Without the pictures, can you quote each line below exactly?
++++++
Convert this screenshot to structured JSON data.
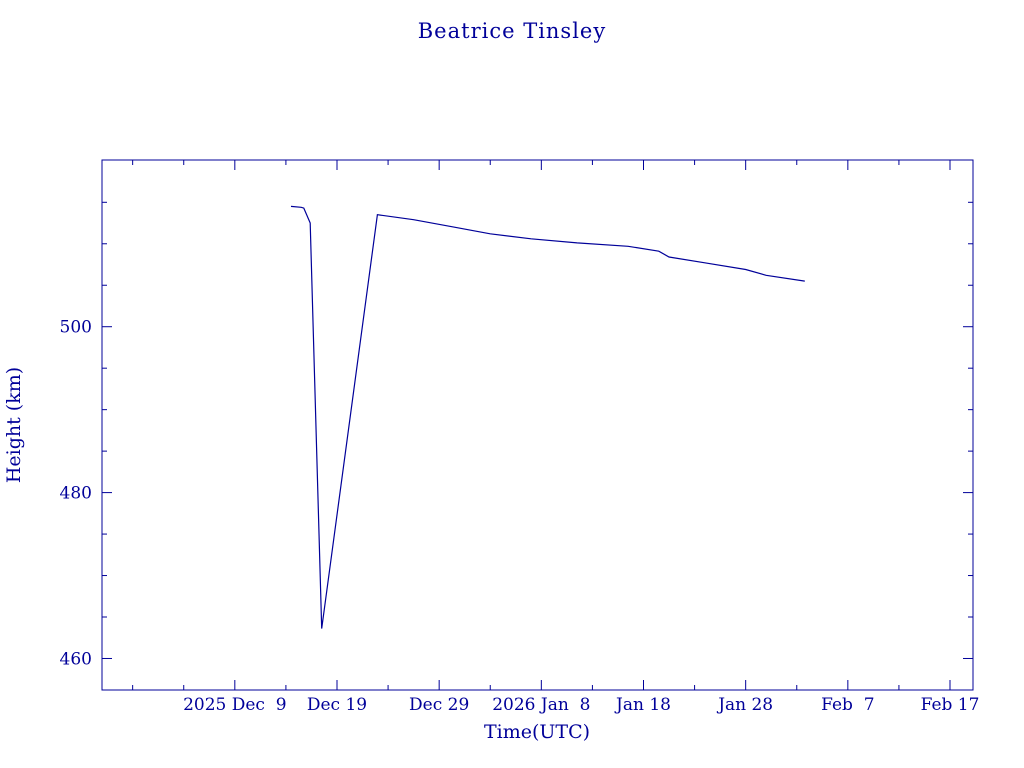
{
  "chart_data": {
    "type": "line",
    "title": "Beatrice Tinsley",
    "xlabel": "Time(UTC)",
    "ylabel": "Height (km)",
    "color": "#000099",
    "x_domain": [
      "2025-11-26T00:00",
      "2026-02-19T06:00"
    ],
    "ylim": [
      456.2,
      520.1
    ],
    "x_ticks": [
      {
        "date": "2025-12-09",
        "label": "2025 Dec  9"
      },
      {
        "date": "2025-12-19",
        "label": "Dec 19"
      },
      {
        "date": "2025-12-29",
        "label": "Dec 29"
      },
      {
        "date": "2026-01-08",
        "label": "2026 Jan  8"
      },
      {
        "date": "2026-01-18",
        "label": "Jan 18"
      },
      {
        "date": "2026-01-28",
        "label": "Jan 28"
      },
      {
        "date": "2026-02-07",
        "label": "Feb  7"
      },
      {
        "date": "2026-02-17",
        "label": "Feb 17"
      }
    ],
    "x_minor_ticks": [
      "2025-11-29",
      "2025-12-04",
      "2025-12-14",
      "2025-12-24",
      "2026-01-03",
      "2026-01-13",
      "2026-01-23",
      "2026-02-02",
      "2026-02-12"
    ],
    "y_ticks": [
      {
        "value": 460,
        "label": "460"
      },
      {
        "value": 480,
        "label": "480"
      },
      {
        "value": 500,
        "label": "500"
      }
    ],
    "y_minor_ticks": [
      465,
      470,
      475,
      485,
      490,
      495,
      505,
      510,
      515
    ],
    "series": [
      {
        "x": [
          "2025-12-14T12:00",
          "2025-12-15T12:00",
          "2025-12-15T18:00",
          "2025-12-16T09:00",
          "2025-12-17T12:00",
          "2025-12-22T23:00",
          "2025-12-26T12:00",
          "2025-12-30T12:00",
          "2026-01-03T00:00",
          "2026-01-07T00:00",
          "2026-01-11T12:00",
          "2026-01-16T12:00",
          "2026-01-19T12:00",
          "2026-01-20T12:00",
          "2026-01-24T00:00",
          "2026-01-28T00:00",
          "2026-01-30T00:00",
          "2026-02-02T19:00"
        ],
        "y": [
          514.5,
          514.4,
          514.3,
          512.5,
          463.6,
          513.5,
          512.9,
          512.0,
          511.2,
          510.6,
          510.1,
          509.7,
          509.1,
          508.4,
          507.7,
          506.9,
          506.2,
          505.5
        ]
      }
    ]
  }
}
++++++
THE RESPONSE ::
Convert this screenshot to structured JSON data.
{
  "chart_data": {
    "type": "line",
    "title": "Beatrice Tinsley",
    "xlabel": "Time(UTC)",
    "ylabel": "Height (km)",
    "color": "#000099",
    "x_domain": [
      "2025-11-26T00:00",
      "2026-02-19T06:00"
    ],
    "ylim": [
      456.2,
      520.1
    ],
    "x_ticks": [
      {
        "date": "2025-12-09",
        "label": "2025 Dec  9"
      },
      {
        "date": "2025-12-19",
        "label": "Dec 19"
      },
      {
        "date": "2025-12-29",
        "label": "Dec 29"
      },
      {
        "date": "2026-01-08",
        "label": "2026 Jan  8"
      },
      {
        "date": "2026-01-18",
        "label": "Jan 18"
      },
      {
        "date": "2026-01-28",
        "label": "Jan 28"
      },
      {
        "date": "2026-02-07",
        "label": "Feb  7"
      },
      {
        "date": "2026-02-17",
        "label": "Feb 17"
      }
    ],
    "x_minor_ticks": [
      "2025-11-29",
      "2025-12-04",
      "2025-12-14",
      "2025-12-24",
      "2026-01-03",
      "2026-01-13",
      "2026-01-23",
      "2026-02-02",
      "2026-02-12"
    ],
    "y_ticks": [
      {
        "value": 460,
        "label": "460"
      },
      {
        "value": 480,
        "label": "480"
      },
      {
        "value": 500,
        "label": "500"
      }
    ],
    "y_minor_ticks": [
      465,
      470,
      475,
      485,
      490,
      495,
      505,
      510,
      515
    ],
    "series": [
      {
        "x": [
          "2025-12-14T12:00",
          "2025-12-15T12:00",
          "2025-12-15T18:00",
          "2025-12-16T09:00",
          "2025-12-17T12:00",
          "2025-12-22T23:00",
          "2025-12-26T12:00",
          "2025-12-30T12:00",
          "2026-01-03T00:00",
          "2026-01-07T00:00",
          "2026-01-11T12:00",
          "2026-01-16T12:00",
          "2026-01-19T12:00",
          "2026-01-20T12:00",
          "2026-01-24T00:00",
          "2026-01-28T00:00",
          "2026-01-30T00:00",
          "2026-02-02T19:00"
        ],
        "y": [
          514.5,
          514.4,
          514.3,
          512.5,
          463.6,
          513.5,
          512.9,
          512.0,
          511.2,
          510.6,
          510.1,
          509.7,
          509.1,
          508.4,
          507.7,
          506.9,
          506.2,
          505.5
        ]
      }
    ]
  }
}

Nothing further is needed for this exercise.